AIM OF THE TASK — Look through the material and tally each line bearing the word "Code". Give only the total.

RECORDS FOR PROCESSING —
(begin)

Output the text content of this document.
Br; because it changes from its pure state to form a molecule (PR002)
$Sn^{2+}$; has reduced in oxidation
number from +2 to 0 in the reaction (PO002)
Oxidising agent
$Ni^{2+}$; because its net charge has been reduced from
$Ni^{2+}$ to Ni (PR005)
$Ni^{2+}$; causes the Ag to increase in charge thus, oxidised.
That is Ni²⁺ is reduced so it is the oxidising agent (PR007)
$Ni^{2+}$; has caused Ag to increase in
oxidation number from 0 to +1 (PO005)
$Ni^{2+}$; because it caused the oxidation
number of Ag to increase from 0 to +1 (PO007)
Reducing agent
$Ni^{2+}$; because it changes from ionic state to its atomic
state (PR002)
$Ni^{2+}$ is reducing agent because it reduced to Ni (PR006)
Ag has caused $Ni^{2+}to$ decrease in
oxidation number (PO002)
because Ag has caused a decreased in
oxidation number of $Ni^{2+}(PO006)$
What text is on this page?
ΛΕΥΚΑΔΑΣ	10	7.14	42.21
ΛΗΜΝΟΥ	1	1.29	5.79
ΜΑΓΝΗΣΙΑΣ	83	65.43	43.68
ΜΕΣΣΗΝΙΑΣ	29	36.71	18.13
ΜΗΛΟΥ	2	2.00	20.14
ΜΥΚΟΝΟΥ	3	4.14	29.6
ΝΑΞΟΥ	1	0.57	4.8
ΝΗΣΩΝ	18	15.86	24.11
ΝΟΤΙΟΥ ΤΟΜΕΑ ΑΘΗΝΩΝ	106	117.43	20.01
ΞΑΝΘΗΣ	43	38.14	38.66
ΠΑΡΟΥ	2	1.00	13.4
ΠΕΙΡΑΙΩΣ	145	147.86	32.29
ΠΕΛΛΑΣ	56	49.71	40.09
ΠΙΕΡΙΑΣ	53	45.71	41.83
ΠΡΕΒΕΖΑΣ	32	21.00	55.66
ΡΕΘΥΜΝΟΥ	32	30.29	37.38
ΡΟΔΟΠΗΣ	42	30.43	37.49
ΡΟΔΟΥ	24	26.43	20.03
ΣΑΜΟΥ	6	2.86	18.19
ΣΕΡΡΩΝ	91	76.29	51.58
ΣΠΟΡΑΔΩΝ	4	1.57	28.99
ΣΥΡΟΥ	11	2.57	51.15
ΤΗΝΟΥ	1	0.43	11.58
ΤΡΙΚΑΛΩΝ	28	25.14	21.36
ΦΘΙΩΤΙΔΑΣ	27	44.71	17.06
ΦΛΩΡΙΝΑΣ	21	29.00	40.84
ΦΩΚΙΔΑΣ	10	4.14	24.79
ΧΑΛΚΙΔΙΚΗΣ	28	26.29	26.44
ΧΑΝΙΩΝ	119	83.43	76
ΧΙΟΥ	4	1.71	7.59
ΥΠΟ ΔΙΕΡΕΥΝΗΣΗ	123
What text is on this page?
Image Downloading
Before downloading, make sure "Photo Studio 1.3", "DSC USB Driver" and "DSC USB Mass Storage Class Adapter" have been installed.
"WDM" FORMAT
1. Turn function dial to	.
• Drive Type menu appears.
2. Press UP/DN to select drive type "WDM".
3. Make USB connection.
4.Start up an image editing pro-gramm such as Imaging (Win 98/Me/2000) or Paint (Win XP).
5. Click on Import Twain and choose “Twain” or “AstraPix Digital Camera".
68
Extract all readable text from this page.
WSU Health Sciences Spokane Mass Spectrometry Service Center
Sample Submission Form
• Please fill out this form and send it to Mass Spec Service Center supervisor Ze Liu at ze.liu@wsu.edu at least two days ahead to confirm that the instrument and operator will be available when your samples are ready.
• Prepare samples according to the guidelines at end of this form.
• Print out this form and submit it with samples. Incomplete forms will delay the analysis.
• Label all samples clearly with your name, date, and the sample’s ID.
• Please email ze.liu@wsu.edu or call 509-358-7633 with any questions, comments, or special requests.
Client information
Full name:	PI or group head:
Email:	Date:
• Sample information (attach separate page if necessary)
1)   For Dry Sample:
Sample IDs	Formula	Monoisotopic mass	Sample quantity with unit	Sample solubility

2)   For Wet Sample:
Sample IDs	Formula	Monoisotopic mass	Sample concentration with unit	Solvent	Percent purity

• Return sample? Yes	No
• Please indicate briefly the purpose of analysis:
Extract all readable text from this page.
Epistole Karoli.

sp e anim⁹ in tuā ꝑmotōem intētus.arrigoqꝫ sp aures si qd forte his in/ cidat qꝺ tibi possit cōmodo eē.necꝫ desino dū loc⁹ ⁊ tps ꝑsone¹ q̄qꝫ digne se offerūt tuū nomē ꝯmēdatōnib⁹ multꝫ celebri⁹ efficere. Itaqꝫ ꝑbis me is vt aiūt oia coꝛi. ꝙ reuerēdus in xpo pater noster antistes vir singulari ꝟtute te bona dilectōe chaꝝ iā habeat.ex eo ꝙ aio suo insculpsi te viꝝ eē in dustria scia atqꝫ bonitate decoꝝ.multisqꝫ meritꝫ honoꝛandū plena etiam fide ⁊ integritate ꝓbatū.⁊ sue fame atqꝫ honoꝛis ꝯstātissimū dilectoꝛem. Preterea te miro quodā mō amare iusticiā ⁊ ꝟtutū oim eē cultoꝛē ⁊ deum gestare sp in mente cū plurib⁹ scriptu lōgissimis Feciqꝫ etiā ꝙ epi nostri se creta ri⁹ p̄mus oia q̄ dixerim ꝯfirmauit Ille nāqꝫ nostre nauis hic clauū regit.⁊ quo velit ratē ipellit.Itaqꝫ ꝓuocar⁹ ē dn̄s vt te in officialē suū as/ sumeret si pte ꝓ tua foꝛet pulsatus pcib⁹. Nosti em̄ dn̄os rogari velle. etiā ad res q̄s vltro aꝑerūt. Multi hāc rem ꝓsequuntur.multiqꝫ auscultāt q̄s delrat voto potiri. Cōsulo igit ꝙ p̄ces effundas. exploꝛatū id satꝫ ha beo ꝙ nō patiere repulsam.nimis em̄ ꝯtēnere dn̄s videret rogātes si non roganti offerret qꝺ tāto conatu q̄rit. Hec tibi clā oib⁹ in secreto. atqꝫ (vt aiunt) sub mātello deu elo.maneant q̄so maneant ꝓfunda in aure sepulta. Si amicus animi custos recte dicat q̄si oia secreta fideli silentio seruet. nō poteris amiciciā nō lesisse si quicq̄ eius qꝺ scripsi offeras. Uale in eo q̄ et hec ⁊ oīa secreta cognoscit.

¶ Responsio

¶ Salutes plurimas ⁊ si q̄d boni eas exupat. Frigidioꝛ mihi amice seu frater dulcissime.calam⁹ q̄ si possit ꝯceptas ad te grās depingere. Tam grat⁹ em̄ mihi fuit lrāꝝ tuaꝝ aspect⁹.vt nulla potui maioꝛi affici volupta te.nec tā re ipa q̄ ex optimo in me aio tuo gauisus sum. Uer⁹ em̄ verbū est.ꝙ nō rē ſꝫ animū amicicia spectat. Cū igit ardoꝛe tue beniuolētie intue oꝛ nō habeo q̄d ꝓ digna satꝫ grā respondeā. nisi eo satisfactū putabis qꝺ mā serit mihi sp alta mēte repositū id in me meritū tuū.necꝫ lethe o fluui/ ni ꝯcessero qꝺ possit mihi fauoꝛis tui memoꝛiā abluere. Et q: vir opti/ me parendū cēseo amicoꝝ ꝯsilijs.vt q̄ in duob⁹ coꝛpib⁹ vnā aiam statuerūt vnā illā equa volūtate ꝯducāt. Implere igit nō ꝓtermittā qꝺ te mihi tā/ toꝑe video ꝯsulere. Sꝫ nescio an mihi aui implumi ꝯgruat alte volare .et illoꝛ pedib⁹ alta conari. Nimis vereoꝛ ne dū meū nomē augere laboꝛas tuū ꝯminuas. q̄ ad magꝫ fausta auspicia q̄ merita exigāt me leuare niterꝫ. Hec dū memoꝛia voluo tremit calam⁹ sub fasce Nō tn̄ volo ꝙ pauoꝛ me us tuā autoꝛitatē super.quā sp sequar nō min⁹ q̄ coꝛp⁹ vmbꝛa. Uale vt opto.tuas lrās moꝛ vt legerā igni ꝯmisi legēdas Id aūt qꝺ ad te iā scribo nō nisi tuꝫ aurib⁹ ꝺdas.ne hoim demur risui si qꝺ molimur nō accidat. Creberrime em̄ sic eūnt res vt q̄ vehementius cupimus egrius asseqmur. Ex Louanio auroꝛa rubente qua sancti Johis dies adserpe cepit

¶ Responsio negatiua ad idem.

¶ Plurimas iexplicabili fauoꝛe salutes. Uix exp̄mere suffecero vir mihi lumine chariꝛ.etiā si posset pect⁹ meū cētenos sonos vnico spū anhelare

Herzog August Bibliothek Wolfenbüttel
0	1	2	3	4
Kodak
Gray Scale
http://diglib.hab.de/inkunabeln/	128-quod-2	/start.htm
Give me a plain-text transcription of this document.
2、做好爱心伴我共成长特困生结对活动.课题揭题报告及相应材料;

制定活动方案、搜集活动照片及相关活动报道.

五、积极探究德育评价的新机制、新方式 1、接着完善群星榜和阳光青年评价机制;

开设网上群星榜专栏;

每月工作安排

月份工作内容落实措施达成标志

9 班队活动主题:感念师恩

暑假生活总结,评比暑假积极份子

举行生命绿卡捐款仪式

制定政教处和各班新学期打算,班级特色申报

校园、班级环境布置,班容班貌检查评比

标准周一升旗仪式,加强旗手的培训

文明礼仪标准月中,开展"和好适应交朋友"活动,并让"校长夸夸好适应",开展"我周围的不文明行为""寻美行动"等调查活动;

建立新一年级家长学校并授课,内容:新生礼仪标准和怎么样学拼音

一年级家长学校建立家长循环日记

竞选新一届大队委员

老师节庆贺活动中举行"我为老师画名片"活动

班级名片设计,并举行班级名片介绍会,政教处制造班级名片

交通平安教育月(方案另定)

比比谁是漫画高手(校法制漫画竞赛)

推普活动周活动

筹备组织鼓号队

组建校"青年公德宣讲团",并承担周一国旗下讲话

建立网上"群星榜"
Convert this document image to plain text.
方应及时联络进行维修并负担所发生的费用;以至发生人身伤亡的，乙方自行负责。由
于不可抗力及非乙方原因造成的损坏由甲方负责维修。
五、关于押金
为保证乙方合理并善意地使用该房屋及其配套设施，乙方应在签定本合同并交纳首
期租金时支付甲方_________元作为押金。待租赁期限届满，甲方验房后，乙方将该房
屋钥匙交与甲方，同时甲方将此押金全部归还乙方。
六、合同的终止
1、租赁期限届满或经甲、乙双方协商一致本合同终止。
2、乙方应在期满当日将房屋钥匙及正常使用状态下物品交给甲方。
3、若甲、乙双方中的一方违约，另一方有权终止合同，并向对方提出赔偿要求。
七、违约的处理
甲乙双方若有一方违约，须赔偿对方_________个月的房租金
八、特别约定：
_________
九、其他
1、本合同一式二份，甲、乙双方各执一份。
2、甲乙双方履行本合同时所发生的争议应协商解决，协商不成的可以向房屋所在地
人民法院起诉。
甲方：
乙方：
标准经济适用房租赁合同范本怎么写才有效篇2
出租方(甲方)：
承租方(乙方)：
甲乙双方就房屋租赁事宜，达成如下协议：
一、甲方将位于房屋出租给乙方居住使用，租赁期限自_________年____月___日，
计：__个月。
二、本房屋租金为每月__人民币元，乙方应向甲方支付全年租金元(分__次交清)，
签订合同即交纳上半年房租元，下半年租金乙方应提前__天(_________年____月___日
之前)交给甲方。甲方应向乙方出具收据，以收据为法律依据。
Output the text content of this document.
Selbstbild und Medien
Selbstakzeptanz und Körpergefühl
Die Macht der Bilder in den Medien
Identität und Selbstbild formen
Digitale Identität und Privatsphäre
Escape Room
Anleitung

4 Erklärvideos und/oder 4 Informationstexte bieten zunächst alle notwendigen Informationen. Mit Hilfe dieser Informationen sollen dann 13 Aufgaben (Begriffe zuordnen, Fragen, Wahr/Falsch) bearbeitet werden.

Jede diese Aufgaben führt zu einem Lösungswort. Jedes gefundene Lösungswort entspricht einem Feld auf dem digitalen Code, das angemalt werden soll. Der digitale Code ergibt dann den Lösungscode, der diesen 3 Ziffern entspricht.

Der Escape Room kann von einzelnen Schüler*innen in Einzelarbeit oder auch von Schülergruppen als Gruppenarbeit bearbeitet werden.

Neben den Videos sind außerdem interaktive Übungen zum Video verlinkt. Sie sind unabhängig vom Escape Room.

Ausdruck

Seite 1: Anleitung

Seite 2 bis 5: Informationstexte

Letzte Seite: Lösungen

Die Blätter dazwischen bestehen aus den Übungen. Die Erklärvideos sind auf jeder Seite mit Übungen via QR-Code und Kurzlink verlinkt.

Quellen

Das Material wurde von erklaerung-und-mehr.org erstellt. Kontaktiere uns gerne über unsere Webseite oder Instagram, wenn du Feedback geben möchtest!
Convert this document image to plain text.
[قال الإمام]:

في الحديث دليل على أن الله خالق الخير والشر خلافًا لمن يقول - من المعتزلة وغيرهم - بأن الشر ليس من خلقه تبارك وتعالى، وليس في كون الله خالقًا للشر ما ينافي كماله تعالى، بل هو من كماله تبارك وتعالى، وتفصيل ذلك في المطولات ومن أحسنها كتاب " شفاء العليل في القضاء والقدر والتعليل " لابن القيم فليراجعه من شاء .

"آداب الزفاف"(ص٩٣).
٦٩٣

(end)

RESPONSE TO THE EXERCISE — 2